Give a verbatim copy of the lines below, minus the pictures.

Collection entries
□ □ □
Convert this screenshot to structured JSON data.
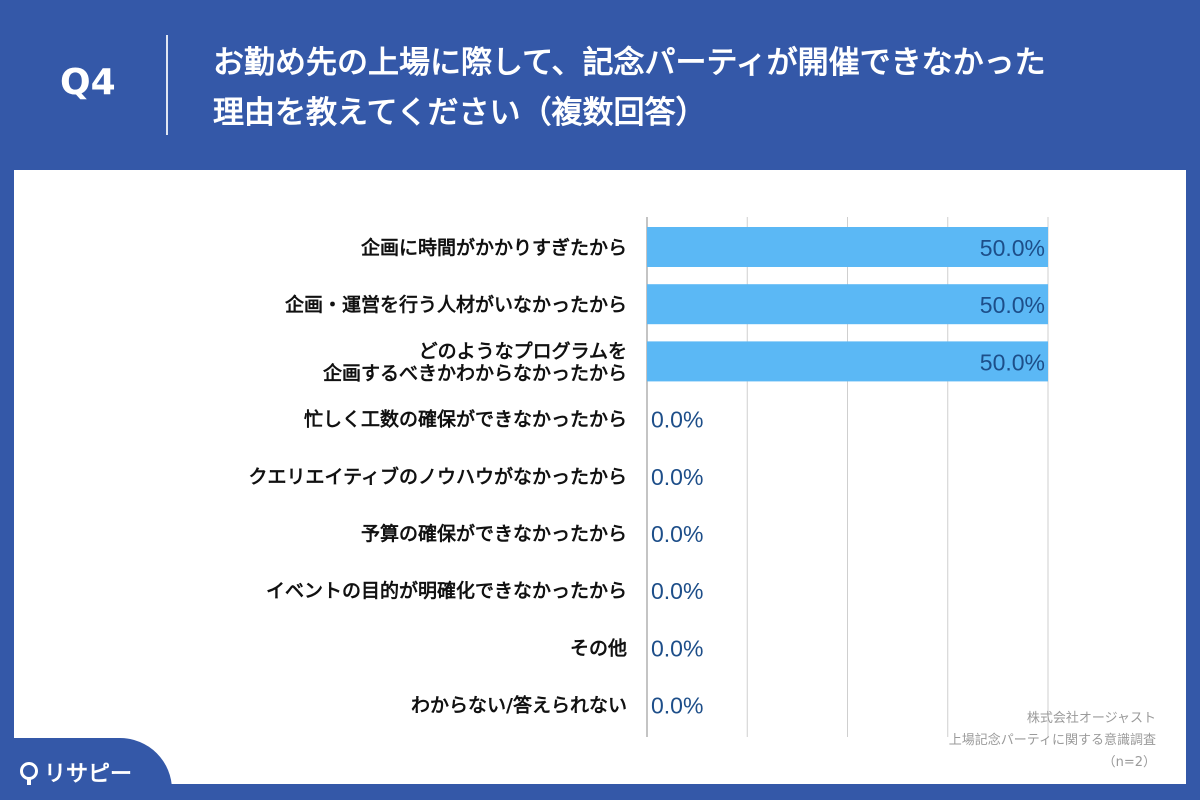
{
  "header": {
    "question_label": "Q4",
    "title_line1": "お勤め先の上場に際して、記念パーティが開催できなかった",
    "title_line2": "理由を教えてください（複数回答）"
  },
  "chart_data": {
    "type": "bar",
    "orientation": "horizontal",
    "categories": [
      [
        "企画に時間がかかりすぎたから"
      ],
      [
        "企画・運営を行う人材がいなかったから"
      ],
      [
        "どのようなプログラムを",
        "企画するべきかわからなかったから"
      ],
      [
        "忙しく工数の確保ができなかったから"
      ],
      [
        "クエリエイティブのノウハウがなかったから"
      ],
      [
        "予算の確保ができなかったから"
      ],
      [
        "イベントの目的が明確化できなかったから"
      ],
      [
        "その他"
      ],
      [
        "わからない/答えられない"
      ]
    ],
    "values": [
      50.0,
      50.0,
      50.0,
      0.0,
      0.0,
      0.0,
      0.0,
      0.0,
      0.0
    ],
    "value_labels": [
      "50.0%",
      "50.0%",
      "50.0%",
      "0.0%",
      "0.0%",
      "0.0%",
      "0.0%",
      "0.0%",
      "0.0%"
    ],
    "xlim": [
      0,
      50
    ],
    "gridlines": [
      0,
      12.5,
      25,
      37.5,
      50
    ],
    "bar_color": "#5bb8f5",
    "label_color": "#1d4e89",
    "grid_color": "#cfcfcf"
  },
  "source": {
    "company": "株式会社オージャスト",
    "survey": "上場記念パーティに関する意識調査",
    "sample": "（n=2）"
  },
  "brand": {
    "name": "リサピー"
  }
}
□ □ □
» **Task output**:
Convert this screenshot to structured JSON data.
{
  "header": {
    "question_label": "Q4",
    "title_line1": "お勤め先の上場に際して、記念パーティが開催できなかった",
    "title_line2": "理由を教えてください（複数回答）"
  },
  "chart_data": {
    "type": "bar",
    "orientation": "horizontal",
    "categories": [
      [
        "企画に時間がかかりすぎたから"
      ],
      [
        "企画・運営を行う人材がいなかったから"
      ],
      [
        "どのようなプログラムを",
        "企画するべきかわからなかったから"
      ],
      [
        "忙しく工数の確保ができなかったから"
      ],
      [
        "クエリエイティブのノウハウがなかったから"
      ],
      [
        "予算の確保ができなかったから"
      ],
      [
        "イベントの目的が明確化できなかったから"
      ],
      [
        "その他"
      ],
      [
        "わからない/答えられない"
      ]
    ],
    "values": [
      50.0,
      50.0,
      50.0,
      0.0,
      0.0,
      0.0,
      0.0,
      0.0,
      0.0
    ],
    "value_labels": [
      "50.0%",
      "50.0%",
      "50.0%",
      "0.0%",
      "0.0%",
      "0.0%",
      "0.0%",
      "0.0%",
      "0.0%"
    ],
    "xlim": [
      0,
      50
    ],
    "gridlines": [
      0,
      12.5,
      25,
      37.5,
      50
    ],
    "bar_color": "#5bb8f5",
    "label_color": "#1d4e89",
    "grid_color": "#cfcfcf"
  },
  "source": {
    "company": "株式会社オージャスト",
    "survey": "上場記念パーティに関する意識調査",
    "sample": "（n=2）"
  },
  "brand": {
    "name": "リサピー"
  }
}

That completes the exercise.